*Direction*
The required output is the exact sequence of lines from the line holding "Transcribe the text in this document." to the end of the records, inclusive.

*Records for this exercise*
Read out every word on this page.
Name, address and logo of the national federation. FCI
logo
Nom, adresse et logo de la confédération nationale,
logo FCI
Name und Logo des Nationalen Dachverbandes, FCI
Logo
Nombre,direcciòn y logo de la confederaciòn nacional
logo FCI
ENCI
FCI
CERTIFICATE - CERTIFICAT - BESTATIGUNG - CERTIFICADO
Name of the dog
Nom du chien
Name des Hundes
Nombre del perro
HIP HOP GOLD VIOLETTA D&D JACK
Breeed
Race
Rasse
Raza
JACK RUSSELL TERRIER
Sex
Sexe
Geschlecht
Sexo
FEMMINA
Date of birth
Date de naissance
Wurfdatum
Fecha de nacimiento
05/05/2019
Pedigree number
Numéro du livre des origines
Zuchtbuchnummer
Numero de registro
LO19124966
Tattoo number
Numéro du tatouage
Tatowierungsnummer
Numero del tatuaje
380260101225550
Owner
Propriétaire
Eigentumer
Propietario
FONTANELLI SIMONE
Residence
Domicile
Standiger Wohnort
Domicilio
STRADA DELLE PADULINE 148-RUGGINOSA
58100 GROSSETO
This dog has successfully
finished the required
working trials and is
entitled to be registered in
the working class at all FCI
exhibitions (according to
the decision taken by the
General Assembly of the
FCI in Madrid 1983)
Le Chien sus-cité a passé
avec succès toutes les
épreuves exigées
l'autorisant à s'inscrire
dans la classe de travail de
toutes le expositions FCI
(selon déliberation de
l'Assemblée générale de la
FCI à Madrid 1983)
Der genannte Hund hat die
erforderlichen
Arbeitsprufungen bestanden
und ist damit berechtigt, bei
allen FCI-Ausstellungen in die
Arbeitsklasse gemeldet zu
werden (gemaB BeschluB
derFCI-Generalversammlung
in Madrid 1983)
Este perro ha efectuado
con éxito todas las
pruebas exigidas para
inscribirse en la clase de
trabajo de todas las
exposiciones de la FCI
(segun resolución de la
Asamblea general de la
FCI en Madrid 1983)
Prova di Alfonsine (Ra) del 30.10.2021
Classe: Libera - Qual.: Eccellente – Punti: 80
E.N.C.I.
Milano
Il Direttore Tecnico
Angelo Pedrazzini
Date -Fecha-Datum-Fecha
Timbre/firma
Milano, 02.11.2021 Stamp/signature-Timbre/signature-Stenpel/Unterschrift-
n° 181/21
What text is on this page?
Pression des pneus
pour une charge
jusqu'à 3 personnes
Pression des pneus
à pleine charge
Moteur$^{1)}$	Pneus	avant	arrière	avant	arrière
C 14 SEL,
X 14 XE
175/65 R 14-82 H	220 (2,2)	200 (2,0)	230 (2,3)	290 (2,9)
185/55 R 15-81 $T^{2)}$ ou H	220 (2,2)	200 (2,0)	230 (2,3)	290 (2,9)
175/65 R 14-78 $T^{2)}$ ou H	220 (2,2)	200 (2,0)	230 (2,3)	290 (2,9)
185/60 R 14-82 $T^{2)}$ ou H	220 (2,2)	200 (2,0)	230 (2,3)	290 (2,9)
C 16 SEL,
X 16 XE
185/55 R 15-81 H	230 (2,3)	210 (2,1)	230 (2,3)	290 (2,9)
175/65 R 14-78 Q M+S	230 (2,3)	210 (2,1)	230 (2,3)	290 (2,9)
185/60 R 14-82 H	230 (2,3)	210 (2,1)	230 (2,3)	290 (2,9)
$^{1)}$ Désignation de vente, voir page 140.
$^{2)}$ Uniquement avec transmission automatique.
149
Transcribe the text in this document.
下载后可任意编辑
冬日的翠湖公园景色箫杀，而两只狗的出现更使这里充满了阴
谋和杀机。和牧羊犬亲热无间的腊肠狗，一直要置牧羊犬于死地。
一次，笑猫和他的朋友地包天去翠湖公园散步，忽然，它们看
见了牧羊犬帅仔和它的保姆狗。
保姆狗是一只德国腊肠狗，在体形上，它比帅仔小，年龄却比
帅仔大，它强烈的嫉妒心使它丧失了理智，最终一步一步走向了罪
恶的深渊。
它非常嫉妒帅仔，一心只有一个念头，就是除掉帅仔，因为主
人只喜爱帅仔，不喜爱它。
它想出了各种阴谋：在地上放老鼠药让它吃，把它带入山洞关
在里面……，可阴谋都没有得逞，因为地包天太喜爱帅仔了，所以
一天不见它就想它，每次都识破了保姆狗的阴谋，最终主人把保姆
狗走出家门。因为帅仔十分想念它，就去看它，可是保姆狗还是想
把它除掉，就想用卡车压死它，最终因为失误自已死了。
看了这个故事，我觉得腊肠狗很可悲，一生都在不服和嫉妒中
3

*Written response*
Transcribe the text in this document.
下载后可任意编辑
冬日的翠湖公园景色箫杀，而两只狗的出现更使这里充满了阴
谋和杀机。和牧羊犬亲热无间的腊肠狗，一直要置牧羊犬于死地。
一次，笑猫和他的朋友地包天去翠湖公园散步，忽然，它们看
见了牧羊犬帅仔和它的保姆狗。
保姆狗是一只德国腊肠狗，在体形上，它比帅仔小，年龄却比
帅仔大，它强烈的嫉妒心使它丧失了理智，最终一步一步走向了罪
恶的深渊。
它非常嫉妒帅仔，一心只有一个念头，就是除掉帅仔，因为主
人只喜爱帅仔，不喜爱它。
它想出了各种阴谋：在地上放老鼠药让它吃，把它带入山洞关
在里面……，可阴谋都没有得逞，因为地包天太喜爱帅仔了，所以
一天不见它就想它，每次都识破了保姆狗的阴谋，最终主人把保姆
狗走出家门。因为帅仔十分想念它，就去看它，可是保姆狗还是想
把它除掉，就想用卡车压死它，最终因为失误自已死了。
看了这个故事，我觉得腊肠狗很可悲，一生都在不服和嫉妒中
3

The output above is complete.